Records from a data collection
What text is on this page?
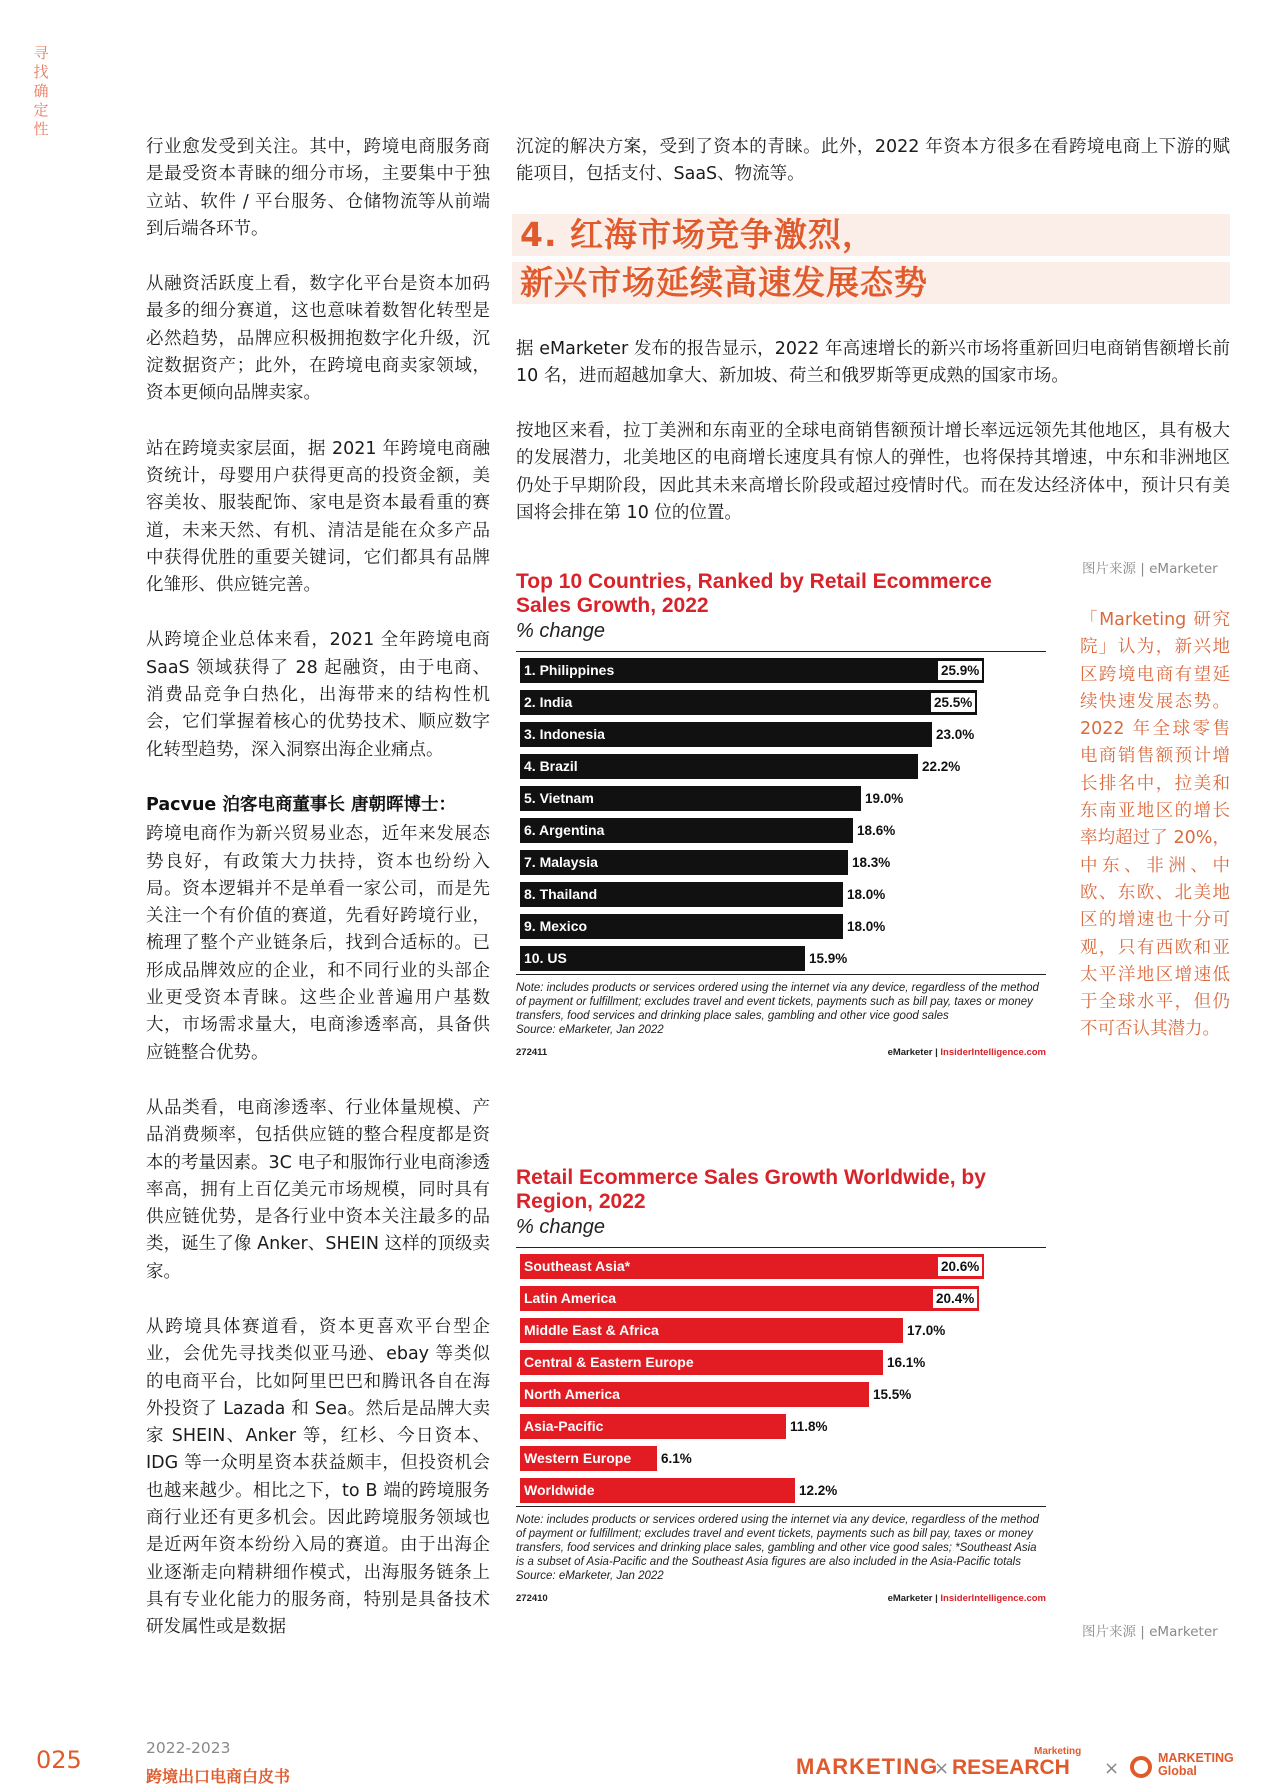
寻
找
确
定
性

行业愈发受到关注。其中，跨境电商服务商是最受资本青睐的细分市场，主要集中于独立站、软件 / 平台服务、仓储物流等从前端到后端各环节。

从融资活跃度上看，数字化平台是资本加码最多的细分赛道，这也意味着数智化转型是必然趋势，品牌应积极拥抱数字化升级，沉淀数据资产；此外，在跨境电商卖家领域，资本更倾向品牌卖家。

站在跨境卖家层面，据 2021 年跨境电商融资统计，母婴用户获得更高的投资金额，美容美妆、服装配饰、家电是资本最看重的赛道，未来天然、有机、清洁是能在众多产品中获得优胜的重要关键词，它们都具有品牌化雏形、供应链完善。

从跨境企业总体来看，2021 全年跨境电商 SaaS 领域获得了 28 起融资，由于电商、消费品竞争白热化，出海带来的结构性机会，它们掌握着核心的优势技术、顺应数字化转型趋势，深入洞察出海企业痛点。

Pacvue 泊客电商董事长 唐朝晖博士：

跨境电商作为新兴贸易业态，近年来发展态势良好，有政策大力扶持，资本也纷纷入局。资本逻辑并不是单看一家公司，而是先关注一个有价值的赛道，先看好跨境行业，梳理了整个产业链条后，找到合适标的。已形成品牌效应的企业，和不同行业的头部企业更受资本青睐。这些企业普遍用户基数大，市场需求量大，电商渗透率高，具备供应链整合优势。

从品类看，电商渗透率、行业体量规模、产品消费频率，包括供应链的整合程度都是资本的考量因素。3C 电子和服饰行业电商渗透率高，拥有上百亿美元市场规模，同时具有供应链优势，是各行业中资本关注最多的品类，诞生了像 Anker、SHEIN 这样的顶级卖家。

从跨境具体赛道看，资本更喜欢平台型企业，会优先寻找类似亚马逊、ebay 等类似的电商平台，比如阿里巴巴和腾讯各自在海外投资了 Lazada 和 Sea。然后是品牌大卖家 SHEIN、Anker 等，红杉、今日资本、IDG 等一众明星资本获益颇丰，但投资机会也越来越少。相比之下，to B 端的跨境服务商行业还有更多机会。因此跨境服务领域也是近两年资本纷纷入局的赛道。由于出海企业逐渐走向精耕细作模式，出海服务链条上具有专业化能力的服务商，特别是具备技术研发属性或是数据

沉淀的解决方案，受到了资本的青睐。此外，2022 年资本方很多在看跨境电商上下游的赋能项目，包括支付、SaaS、物流等。

4. 红海市场竞争激烈，
新兴市场延续高速发展态势
据 eMarketer 发布的报告显示，2022 年高速增长的新兴市场将重新回归电商销售额增长前 10 名，进而超越加拿大、新加坡、荷兰和俄罗斯等更成熟的国家市场。
按地区来看，拉丁美洲和东南亚的全球电商销售额预计增长率远远领先其他地区，具有极大的发展潜力，北美地区的电商增长速度具有惊人的弹性，也将保持其增速，中东和非洲地区仍处于早期阶段，因此其未来高增长阶段或超过疫情时代。而在发达经济体中，预计只有美国将会排在第 10 位的位置。
图片来源 | eMarketer
「Marketing 研究院」认为，新兴地区跨境电商有望延续快速发展态势。2022 年全球零售电商销售额预计增长排名中，拉美和东南亚地区的增长率均超过了 20%，中东、非洲、中欧、东欧、北美地区的增速也十分可观，只有西欧和亚太平洋地区增速低于全球水平，但仍不可否认其潜力。
Top 10 Countries, Ranked by Retail Ecommerce Sales Growth, 2022
% change
1. Philippines	25.9%
2. India	25.5%
3. Indonesia	23.0%
4. Brazil	22.2%
5. Vietnam	19.0%
6. Argentina	18.6%
7. Malaysia	18.3%
8. Thailand	18.0%
9. Mexico	18.0%
10. US	15.9%
Note: includes products or services ordered using the internet via any device, regardless of the method of payment or fulfillment; excludes travel and event tickets, payments such as bill pay, taxes or money transfers, food services and drinking place sales, gambling and other vice good sales
Source: eMarketer, Jan 2022
272411	eMarketer | InsiderIntelligence.com
Retail Ecommerce Sales Growth Worldwide, by Region, 2022
% change
Southeast Asia*	20.6%
Latin America	20.4%
Middle East & Africa	17.0%
Central & Eastern Europe	16.1%
North America	15.5%
Asia-Pacific	11.8%
Western Europe 6.1%
Worldwide	12.2%
Note: includes products or services ordered using the internet via any device, regardless of the method of payment or fulfillment; excludes travel and event tickets, payments such as bill pay, taxes or money transfers, food services and drinking place sales, gambling and other vice good sales; *Southeast Asia is a subset of Asia-Pacific and the Southeast Asia figures are also included in the Asia-Pacific totals
Source: eMarketer, Jan 2022
272410	eMarketer | InsiderIntelligence.com
图片来源 | eMarketer
025	2022-2023
跨境出口电商白皮书	MARKETING
×
Marketing
RESEARCH ×	MARKETING
Global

§ **To do**
How many lines in these entries contain the string "money"? State the number and nothing more.

§ **Response**
2